▶ [WHAT YOU HAVE TO DO] Every record below should be printed exactly as given.

Stored dataset items
——

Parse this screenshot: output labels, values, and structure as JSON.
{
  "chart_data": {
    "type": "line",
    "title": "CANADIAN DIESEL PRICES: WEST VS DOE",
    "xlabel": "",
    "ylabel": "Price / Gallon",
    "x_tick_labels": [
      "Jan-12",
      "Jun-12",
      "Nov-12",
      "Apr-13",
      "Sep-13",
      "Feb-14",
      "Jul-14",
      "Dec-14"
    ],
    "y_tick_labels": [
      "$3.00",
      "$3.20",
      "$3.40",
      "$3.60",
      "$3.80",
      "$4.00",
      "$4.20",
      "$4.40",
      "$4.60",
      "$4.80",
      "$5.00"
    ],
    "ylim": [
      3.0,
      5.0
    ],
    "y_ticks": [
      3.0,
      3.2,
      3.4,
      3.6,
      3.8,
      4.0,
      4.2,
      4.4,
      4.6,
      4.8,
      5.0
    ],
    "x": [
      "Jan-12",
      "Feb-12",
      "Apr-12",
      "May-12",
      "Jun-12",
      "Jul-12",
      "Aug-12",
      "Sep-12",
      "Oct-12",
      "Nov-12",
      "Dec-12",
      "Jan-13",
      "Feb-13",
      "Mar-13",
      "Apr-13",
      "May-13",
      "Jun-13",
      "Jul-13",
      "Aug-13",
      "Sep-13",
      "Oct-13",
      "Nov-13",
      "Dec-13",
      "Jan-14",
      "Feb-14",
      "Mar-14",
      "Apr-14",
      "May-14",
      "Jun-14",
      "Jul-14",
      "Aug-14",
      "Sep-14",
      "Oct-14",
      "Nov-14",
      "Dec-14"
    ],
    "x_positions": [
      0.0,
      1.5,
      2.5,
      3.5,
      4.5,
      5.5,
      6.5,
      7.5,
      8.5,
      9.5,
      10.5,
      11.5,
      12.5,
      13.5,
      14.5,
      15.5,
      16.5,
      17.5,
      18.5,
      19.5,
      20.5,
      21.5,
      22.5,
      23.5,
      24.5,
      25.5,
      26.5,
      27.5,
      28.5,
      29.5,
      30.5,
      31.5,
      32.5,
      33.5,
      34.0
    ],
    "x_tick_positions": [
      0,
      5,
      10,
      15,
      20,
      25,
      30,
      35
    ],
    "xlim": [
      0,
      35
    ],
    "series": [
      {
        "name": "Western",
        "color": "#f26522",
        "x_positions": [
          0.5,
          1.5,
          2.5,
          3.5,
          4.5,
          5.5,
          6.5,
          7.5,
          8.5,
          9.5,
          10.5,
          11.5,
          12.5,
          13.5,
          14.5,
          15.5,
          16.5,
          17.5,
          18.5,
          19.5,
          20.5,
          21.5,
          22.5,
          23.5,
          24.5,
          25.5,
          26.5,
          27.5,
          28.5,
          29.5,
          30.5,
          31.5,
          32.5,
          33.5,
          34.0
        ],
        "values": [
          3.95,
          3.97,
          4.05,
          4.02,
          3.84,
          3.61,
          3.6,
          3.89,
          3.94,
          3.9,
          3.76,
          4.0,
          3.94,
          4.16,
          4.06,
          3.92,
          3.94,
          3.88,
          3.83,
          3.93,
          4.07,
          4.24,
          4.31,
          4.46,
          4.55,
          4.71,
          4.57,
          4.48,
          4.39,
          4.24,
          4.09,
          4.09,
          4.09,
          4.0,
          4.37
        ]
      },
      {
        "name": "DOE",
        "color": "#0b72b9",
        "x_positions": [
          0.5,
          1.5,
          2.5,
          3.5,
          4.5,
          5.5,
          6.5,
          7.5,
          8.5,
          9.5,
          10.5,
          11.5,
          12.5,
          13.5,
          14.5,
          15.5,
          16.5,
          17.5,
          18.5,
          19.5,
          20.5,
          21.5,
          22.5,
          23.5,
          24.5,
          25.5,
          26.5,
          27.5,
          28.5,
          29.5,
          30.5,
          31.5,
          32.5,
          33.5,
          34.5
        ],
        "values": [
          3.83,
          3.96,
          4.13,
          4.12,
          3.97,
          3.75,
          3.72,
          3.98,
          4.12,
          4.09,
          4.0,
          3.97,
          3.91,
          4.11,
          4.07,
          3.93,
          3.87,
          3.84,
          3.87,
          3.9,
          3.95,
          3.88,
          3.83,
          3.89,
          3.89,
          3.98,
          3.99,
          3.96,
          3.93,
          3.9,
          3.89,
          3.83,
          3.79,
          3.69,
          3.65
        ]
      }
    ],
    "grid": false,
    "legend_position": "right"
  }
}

——

▶ [RESULT OF THE TASK]
Parse this screenshot: output labels, values, and structure as JSON.
{
  "chart_data": {
    "type": "line",
    "title": "CANADIAN DIESEL PRICES: WEST VS DOE",
    "xlabel": "",
    "ylabel": "Price / Gallon",
    "x_tick_labels": [
      "Jan-12",
      "Jun-12",
      "Nov-12",
      "Apr-13",
      "Sep-13",
      "Feb-14",
      "Jul-14",
      "Dec-14"
    ],
    "y_tick_labels": [
      "$3.00",
      "$3.20",
      "$3.40",
      "$3.60",
      "$3.80",
      "$4.00",
      "$4.20",
      "$4.40",
      "$4.60",
      "$4.80",
      "$5.00"
    ],
    "ylim": [
      3.0,
      5.0
    ],
    "y_ticks": [
      3.0,
      3.2,
      3.4,
      3.6,
      3.8,
      4.0,
      4.2,
      4.4,
      4.6,
      4.8,
      5.0
    ],
    "x": [
      "Jan-12",
      "Feb-12",
      "Apr-12",
      "May-12",
      "Jun-12",
      "Jul-12",
      "Aug-12",
      "Sep-12",
      "Oct-12",
      "Nov-12",
      "Dec-12",
      "Jan-13",
      "Feb-13",
      "Mar-13",
      "Apr-13",
      "May-13",
      "Jun-13",
      "Jul-13",
      "Aug-13",
      "Sep-13",
      "Oct-13",
      "Nov-13",
      "Dec-13",
      "Jan-14",
      "Feb-14",
      "Mar-14",
      "Apr-14",
      "May-14",
      "Jun-14",
      "Jul-14",
      "Aug-14",
      "Sep-14",
      "Oct-14",
      "Nov-14",
      "Dec-14"
    ],
    "x_positions": [
      0.0,
      1.5,
      2.5,
      3.5,
      4.5,
      5.5,
      6.5,
      7.5,
      8.5,
      9.5,
      10.5,
      11.5,
      12.5,
      13.5,
      14.5,
      15.5,
      16.5,
      17.5,
      18.5,
      19.5,
      20.5,
      21.5,
      22.5,
      23.5,
      24.5,
      25.5,
      26.5,
      27.5,
      28.5,
      29.5,
      30.5,
      31.5,
      32.5,
      33.5,
      34.0
    ],
    "x_tick_positions": [
      0,
      5,
      10,
      15,
      20,
      25,
      30,
      35
    ],
    "xlim": [
      0,
      35
    ],
    "series": [
      {
        "name": "Western",
        "color": "#f26522",
        "x_positions": [
          0.5,
          1.5,
          2.5,
          3.5,
          4.5,
          5.5,
          6.5,
          7.5,
          8.5,
          9.5,
          10.5,
          11.5,
          12.5,
          13.5,
          14.5,
          15.5,
          16.5,
          17.5,
          18.5,
          19.5,
          20.5,
          21.5,
          22.5,
          23.5,
          24.5,
          25.5,
          26.5,
          27.5,
          28.5,
          29.5,
          30.5,
          31.5,
          32.5,
          33.5,
          34.0
        ],
        "values": [
          3.95,
          3.97,
          4.05,
          4.02,
          3.84,
          3.61,
          3.6,
          3.89,
          3.94,
          3.9,
          3.76,
          4.0,
          3.94,
          4.16,
          4.06,
          3.92,
          3.94,
          3.88,
          3.83,
          3.93,
          4.07,
          4.24,
          4.31,
          4.46,
          4.55,
          4.71,
          4.57,
          4.48,
          4.39,
          4.24,
          4.09,
          4.09,
          4.09,
          4.0,
          4.37
        ]
      },
      {
        "name": "DOE",
        "color": "#0b72b9",
        "x_positions": [
          0.5,
          1.5,
          2.5,
          3.5,
          4.5,
          5.5,
          6.5,
          7.5,
          8.5,
          9.5,
          10.5,
          11.5,
          12.5,
          13.5,
          14.5,
          15.5,
          16.5,
          17.5,
          18.5,
          19.5,
          20.5,
          21.5,
          22.5,
          23.5,
          24.5,
          25.5,
          26.5,
          27.5,
          28.5,
          29.5,
          30.5,
          31.5,
          32.5,
          33.5,
          34.5
        ],
        "values": [
          3.83,
          3.96,
          4.13,
          4.12,
          3.97,
          3.75,
          3.72,
          3.98,
          4.12,
          4.09,
          4.0,
          3.97,
          3.91,
          4.11,
          4.07,
          3.93,
          3.87,
          3.84,
          3.87,
          3.9,
          3.95,
          3.88,
          3.83,
          3.89,
          3.89,
          3.98,
          3.99,
          3.96,
          3.93,
          3.9,
          3.89,
          3.83,
          3.79,
          3.69,
          3.65
        ]
      }
    ],
    "grid": false,
    "legend_position": "right"
  }
}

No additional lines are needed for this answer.